▶ TASK OBJECTIVE:
Give only the number of lines in the data that include the string "Мухоярский".

-- BEGIN LISTING --

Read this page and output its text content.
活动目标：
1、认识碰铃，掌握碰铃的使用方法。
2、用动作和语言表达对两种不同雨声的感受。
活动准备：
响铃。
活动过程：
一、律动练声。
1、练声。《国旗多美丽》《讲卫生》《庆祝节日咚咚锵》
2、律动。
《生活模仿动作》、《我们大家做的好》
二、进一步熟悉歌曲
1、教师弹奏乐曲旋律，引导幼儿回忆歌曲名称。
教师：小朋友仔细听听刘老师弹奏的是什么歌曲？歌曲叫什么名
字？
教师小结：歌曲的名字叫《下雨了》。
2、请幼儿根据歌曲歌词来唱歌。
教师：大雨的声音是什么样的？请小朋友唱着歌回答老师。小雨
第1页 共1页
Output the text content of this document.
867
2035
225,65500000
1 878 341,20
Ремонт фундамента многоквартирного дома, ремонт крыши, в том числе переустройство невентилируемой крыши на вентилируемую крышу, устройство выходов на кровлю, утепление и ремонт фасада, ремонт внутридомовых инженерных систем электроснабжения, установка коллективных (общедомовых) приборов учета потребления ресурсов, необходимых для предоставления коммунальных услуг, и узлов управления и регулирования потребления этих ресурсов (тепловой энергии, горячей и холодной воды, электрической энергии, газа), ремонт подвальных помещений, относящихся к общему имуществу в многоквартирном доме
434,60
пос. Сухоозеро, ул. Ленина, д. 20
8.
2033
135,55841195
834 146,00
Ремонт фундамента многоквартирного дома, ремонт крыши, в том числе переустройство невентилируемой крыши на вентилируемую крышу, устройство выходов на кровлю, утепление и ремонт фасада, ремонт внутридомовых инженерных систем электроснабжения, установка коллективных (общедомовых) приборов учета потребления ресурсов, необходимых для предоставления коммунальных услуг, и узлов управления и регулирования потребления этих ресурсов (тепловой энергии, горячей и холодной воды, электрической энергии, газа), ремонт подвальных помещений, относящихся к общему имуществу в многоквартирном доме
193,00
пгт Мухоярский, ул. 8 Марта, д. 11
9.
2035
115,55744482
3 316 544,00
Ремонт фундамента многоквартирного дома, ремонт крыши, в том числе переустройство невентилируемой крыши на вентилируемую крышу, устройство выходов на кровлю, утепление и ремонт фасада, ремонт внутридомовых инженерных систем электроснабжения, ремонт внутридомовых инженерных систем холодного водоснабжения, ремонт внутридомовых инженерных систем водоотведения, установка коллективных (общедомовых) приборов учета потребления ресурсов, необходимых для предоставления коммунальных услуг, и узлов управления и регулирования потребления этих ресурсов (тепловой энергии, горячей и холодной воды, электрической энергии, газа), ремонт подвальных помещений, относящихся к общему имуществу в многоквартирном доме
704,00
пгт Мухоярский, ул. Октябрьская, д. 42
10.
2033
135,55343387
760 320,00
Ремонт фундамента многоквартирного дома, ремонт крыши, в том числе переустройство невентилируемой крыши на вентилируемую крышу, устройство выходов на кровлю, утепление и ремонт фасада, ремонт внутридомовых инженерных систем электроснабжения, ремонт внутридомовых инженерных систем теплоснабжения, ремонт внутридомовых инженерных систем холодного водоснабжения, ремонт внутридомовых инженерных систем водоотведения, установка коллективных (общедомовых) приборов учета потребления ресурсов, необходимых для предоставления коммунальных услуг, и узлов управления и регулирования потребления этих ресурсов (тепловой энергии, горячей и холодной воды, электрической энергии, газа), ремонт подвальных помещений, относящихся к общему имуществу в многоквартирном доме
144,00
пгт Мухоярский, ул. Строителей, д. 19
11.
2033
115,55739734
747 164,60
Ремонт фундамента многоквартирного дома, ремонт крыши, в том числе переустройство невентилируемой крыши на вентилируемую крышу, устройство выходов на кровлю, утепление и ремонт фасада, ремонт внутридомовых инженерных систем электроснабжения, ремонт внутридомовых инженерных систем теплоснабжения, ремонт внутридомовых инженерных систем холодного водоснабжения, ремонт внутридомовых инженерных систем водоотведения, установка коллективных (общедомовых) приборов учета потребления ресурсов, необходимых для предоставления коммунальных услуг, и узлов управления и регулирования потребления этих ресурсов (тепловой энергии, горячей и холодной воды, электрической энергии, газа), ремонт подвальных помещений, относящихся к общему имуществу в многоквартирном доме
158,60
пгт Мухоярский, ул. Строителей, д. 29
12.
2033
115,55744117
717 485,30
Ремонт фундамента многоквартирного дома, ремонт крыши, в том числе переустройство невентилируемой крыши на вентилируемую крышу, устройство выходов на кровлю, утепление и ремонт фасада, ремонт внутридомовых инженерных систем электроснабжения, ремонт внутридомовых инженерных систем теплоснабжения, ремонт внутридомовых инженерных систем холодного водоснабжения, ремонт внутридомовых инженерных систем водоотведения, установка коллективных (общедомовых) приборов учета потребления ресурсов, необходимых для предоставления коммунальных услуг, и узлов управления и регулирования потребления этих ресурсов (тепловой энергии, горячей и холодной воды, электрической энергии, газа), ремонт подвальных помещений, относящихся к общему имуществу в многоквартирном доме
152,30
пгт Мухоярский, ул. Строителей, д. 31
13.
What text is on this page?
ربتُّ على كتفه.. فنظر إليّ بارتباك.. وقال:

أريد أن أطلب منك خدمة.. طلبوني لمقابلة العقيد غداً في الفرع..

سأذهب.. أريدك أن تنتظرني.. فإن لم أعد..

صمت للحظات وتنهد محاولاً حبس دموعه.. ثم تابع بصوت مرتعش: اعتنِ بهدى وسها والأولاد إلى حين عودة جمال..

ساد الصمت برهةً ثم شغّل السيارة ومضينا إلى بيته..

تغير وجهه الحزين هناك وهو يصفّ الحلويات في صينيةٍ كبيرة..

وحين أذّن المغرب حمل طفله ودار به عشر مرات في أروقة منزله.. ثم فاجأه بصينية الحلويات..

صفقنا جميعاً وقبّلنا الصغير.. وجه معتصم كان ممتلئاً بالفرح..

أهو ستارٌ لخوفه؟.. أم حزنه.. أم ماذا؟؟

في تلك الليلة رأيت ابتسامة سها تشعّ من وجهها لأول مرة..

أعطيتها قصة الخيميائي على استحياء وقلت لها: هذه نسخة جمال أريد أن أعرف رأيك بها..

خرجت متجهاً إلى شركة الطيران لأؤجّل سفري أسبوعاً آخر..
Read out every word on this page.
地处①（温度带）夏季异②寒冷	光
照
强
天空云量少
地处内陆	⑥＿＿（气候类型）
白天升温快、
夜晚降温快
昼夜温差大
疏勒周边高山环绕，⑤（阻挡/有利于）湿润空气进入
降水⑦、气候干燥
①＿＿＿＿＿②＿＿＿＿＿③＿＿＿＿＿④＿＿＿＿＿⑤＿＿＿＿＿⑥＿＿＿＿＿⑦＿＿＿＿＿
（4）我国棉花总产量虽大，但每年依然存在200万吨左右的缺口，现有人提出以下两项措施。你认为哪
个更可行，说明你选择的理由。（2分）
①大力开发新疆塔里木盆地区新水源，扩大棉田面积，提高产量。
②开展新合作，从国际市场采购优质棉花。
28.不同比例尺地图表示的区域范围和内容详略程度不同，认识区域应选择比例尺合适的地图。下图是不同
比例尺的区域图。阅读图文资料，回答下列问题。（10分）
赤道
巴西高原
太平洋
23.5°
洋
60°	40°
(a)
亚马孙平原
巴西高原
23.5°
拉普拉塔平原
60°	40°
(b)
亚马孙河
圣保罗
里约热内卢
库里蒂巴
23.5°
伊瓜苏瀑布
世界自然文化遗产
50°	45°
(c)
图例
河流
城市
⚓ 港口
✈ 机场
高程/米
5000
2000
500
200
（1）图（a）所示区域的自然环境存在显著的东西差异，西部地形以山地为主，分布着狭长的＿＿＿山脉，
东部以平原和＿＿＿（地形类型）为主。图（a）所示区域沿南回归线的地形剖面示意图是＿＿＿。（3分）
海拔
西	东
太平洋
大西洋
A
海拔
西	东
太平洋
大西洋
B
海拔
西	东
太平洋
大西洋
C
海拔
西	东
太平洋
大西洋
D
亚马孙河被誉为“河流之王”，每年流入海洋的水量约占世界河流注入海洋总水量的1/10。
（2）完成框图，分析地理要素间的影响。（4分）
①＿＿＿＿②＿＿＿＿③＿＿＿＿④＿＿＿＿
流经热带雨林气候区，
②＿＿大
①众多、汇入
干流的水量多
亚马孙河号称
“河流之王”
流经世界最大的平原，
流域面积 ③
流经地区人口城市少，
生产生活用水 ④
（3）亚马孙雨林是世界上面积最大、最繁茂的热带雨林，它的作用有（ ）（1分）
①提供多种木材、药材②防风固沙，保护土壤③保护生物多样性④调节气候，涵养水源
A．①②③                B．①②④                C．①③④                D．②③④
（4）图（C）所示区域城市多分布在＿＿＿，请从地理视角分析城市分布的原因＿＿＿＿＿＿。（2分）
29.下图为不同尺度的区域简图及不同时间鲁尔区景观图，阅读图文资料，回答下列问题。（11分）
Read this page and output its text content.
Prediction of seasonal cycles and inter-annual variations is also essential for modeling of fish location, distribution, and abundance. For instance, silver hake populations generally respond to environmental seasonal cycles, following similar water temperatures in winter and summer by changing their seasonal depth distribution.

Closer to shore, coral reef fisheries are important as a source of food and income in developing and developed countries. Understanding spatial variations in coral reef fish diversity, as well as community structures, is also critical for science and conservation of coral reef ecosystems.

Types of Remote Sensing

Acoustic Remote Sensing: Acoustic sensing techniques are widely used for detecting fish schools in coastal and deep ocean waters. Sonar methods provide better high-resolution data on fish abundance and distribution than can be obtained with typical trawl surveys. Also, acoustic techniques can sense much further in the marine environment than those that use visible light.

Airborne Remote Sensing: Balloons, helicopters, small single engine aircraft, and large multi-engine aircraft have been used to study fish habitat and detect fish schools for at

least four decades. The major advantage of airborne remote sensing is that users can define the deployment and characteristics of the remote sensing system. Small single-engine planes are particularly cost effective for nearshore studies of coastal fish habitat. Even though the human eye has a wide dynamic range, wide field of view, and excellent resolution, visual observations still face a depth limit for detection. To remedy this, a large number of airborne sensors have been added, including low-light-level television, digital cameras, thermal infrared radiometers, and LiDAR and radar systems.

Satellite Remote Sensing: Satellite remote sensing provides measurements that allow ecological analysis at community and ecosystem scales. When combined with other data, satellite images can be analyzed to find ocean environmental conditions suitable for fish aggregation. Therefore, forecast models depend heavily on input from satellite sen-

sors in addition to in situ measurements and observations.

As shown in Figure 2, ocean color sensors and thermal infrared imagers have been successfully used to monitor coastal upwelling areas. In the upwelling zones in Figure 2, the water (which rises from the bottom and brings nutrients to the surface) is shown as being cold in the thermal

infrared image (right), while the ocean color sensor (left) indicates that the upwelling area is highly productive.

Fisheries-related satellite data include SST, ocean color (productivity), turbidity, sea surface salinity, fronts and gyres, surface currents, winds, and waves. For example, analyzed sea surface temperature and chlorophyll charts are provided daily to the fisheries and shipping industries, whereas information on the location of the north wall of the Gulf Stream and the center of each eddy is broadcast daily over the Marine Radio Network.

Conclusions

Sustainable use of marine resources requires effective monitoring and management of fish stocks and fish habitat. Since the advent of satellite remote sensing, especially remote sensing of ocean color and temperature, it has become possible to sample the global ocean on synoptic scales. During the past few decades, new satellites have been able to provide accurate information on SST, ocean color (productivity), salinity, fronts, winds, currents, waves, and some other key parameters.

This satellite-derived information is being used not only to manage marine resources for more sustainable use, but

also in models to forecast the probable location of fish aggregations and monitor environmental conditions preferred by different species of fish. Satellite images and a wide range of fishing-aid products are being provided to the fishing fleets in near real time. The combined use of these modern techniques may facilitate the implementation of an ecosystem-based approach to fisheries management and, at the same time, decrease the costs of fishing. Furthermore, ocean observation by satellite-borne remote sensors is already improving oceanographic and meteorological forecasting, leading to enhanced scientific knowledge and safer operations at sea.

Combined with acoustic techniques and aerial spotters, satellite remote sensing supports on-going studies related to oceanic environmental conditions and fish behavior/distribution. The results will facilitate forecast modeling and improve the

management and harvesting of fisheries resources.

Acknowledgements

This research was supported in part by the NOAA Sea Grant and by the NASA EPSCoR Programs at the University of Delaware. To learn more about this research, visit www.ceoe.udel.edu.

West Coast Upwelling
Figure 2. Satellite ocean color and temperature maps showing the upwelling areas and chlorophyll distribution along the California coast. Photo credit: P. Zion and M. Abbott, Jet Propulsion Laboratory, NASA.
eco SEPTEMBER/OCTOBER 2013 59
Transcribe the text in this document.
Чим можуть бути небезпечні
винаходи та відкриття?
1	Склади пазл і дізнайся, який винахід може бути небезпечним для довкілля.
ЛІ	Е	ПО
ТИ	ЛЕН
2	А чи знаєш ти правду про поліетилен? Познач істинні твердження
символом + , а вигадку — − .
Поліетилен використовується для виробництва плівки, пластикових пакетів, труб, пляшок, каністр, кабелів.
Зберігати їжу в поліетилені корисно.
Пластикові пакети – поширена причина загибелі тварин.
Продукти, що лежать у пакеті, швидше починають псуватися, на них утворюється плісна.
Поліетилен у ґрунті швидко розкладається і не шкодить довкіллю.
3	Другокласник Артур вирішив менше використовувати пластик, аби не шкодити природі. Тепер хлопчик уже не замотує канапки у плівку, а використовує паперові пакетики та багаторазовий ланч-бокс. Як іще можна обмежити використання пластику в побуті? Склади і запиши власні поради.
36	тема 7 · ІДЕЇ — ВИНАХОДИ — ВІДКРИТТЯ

-- END LISTING --

▶ FINISHED ANSWER:
5